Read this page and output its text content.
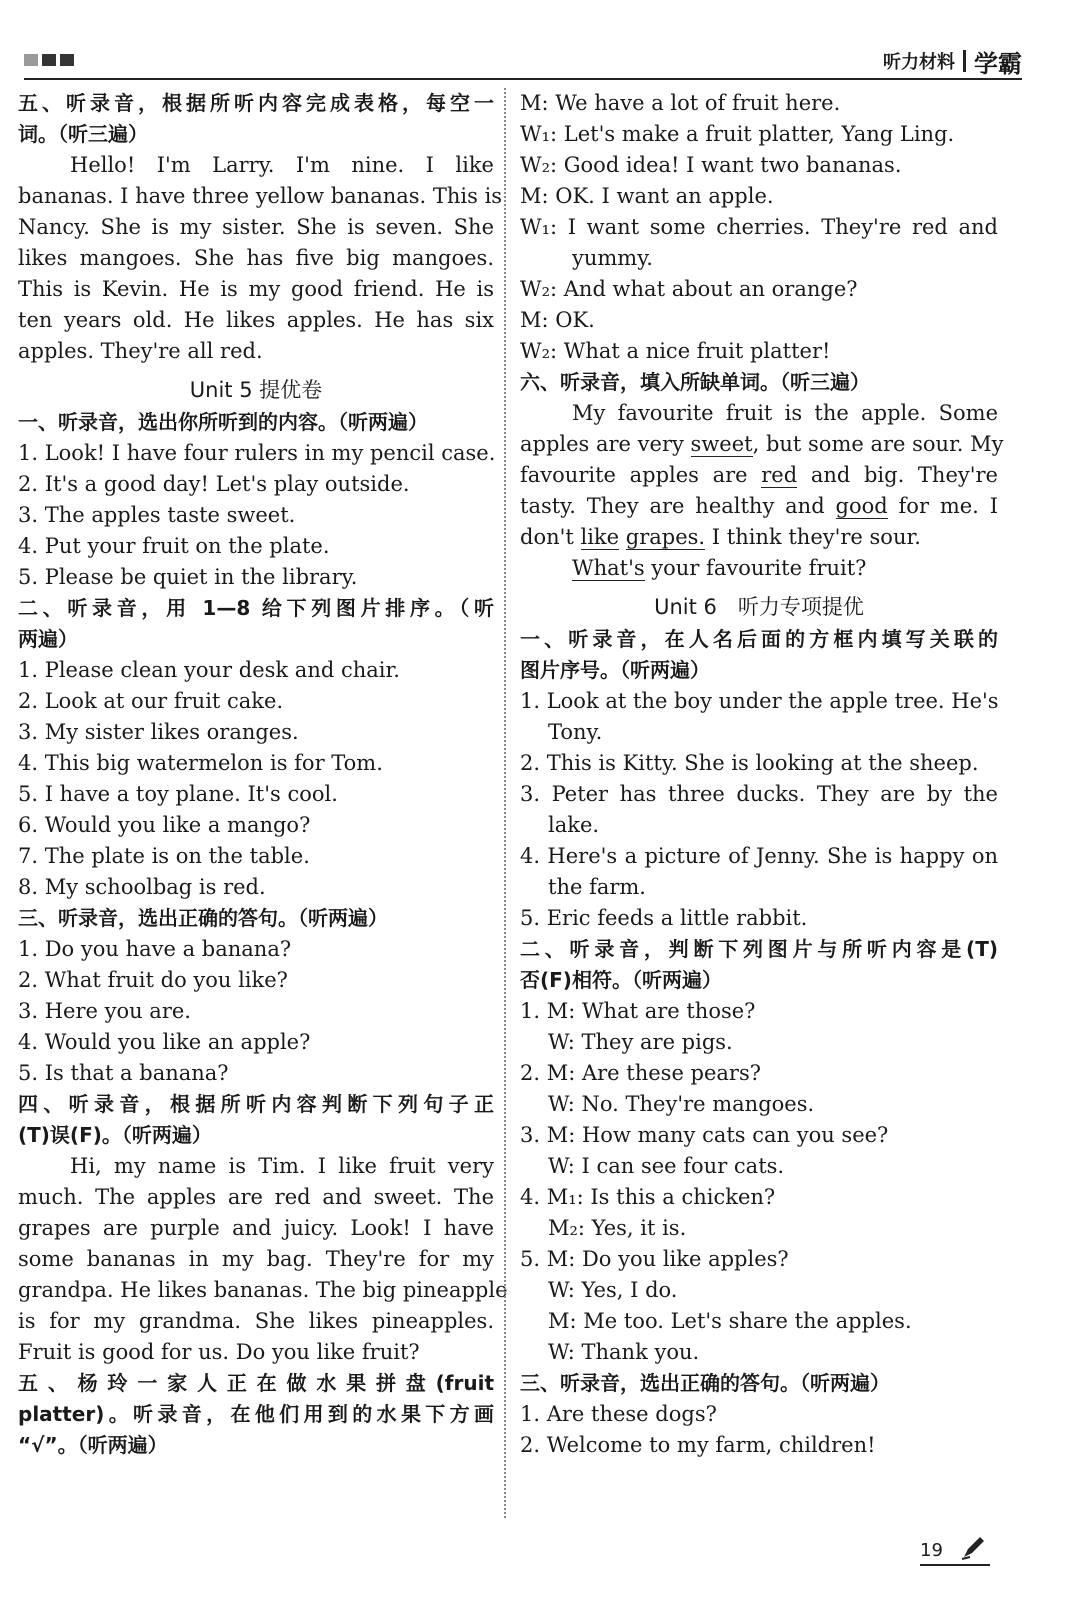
听力材料 学霸
五、听录音，根据所听内容完成表格，每空一
词。（听三遍）
Hello! I'm Larry. I'm nine. I like
bananas. I have three yellow bananas. This is
Nancy. She is my sister. She is seven. She
likes mangoes. She has five big mangoes.
This is Kevin. He is my good friend. He is
ten years old. He likes apples. He has six
apples. They're all red.
Unit 5 提优卷
一、听录音，选出你所听到的内容。（听两遍）
1. Look! I have four rulers in my pencil case.
2. It's a good day! Let's play outside.
3. The apples taste sweet.
4. Put your fruit on the plate.
5. Please be quiet in the library.
二、听录音，用 1—8 给下列图片排序。（听
两遍）
1. Please clean your desk and chair.
2. Look at our fruit cake.
3. My sister likes oranges.
4. This big watermelon is for Tom.
5. I have a toy plane. It's cool.
6. Would you like a mango?
7. The plate is on the table.
8. My schoolbag is red.
三、听录音，选出正确的答句。（听两遍）
1. Do you have a banana?
2. What fruit do you like?
3. Here you are.
4. Would you like an apple?
5. Is that a banana?
四、听录音，根据所听内容判断下列句子正
(T)误(F)。（听两遍）
Hi, my name is Tim. I like fruit very
much. The apples are red and sweet. The
grapes are purple and juicy. Look! I have
some bananas in my bag. They're for my
grandpa. He likes bananas. The big pineapple
is for my grandma. She likes pineapples.
Fruit is good for us. Do you like fruit?
五、杨玲一家人正在做水果拼盘(fruit
platter)。听录音，在他们用到的水果下方画
“√”。（听两遍）
M: We have a lot of fruit here.
W₁: Let's make a fruit platter, Yang Ling.
W₂: Good idea! I want two bananas.
M: OK. I want an apple.
W₁: I want some cherries. They're red and
yummy.
W₂: And what about an orange?
M: OK.
W₂: What a nice fruit platter!
六、听录音，填入所缺单词。（听三遍）
My favourite fruit is the apple. Some
apples are very sweet, but some are sour. My
favourite apples are red and big. They're
tasty. They are healthy and good for me. I
don't like grapes. I think they're sour.
What's your favourite fruit?
Unit 6　听力专项提优
一、听录音，在人名后面的方框内填写关联的
图片序号。（听两遍）
1. Look at the boy under the apple tree. He's
Tony.
2. This is Kitty. She is looking at the sheep.
3. Peter has three ducks. They are by the
lake.
4. Here's a picture of Jenny. She is happy on
the farm.
5. Eric feeds a little rabbit.
二、听录音，判断下列图片与所听内容是(T)
否(F)相符。（听两遍）
1. M: What are those?
W: They are pigs.
2. M: Are these pears?
W: No. They're mangoes.
3. M: How many cats can you see?
W: I can see four cats.
4. M₁: Is this a chicken?
M₂: Yes, it is.
5. M: Do you like apples?
W: Yes, I do.
M: Me too. Let's share the apples.
W: Thank you.
三、听录音，选出正确的答句。（听两遍）
1. Are these dogs?
2. Welcome to my farm, children!
19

····················

Exercise aim → Return all the lines that contain the string "Please".

Answer to this task →
5. Please be quiet in the library.
1. Please clean your desk and chair.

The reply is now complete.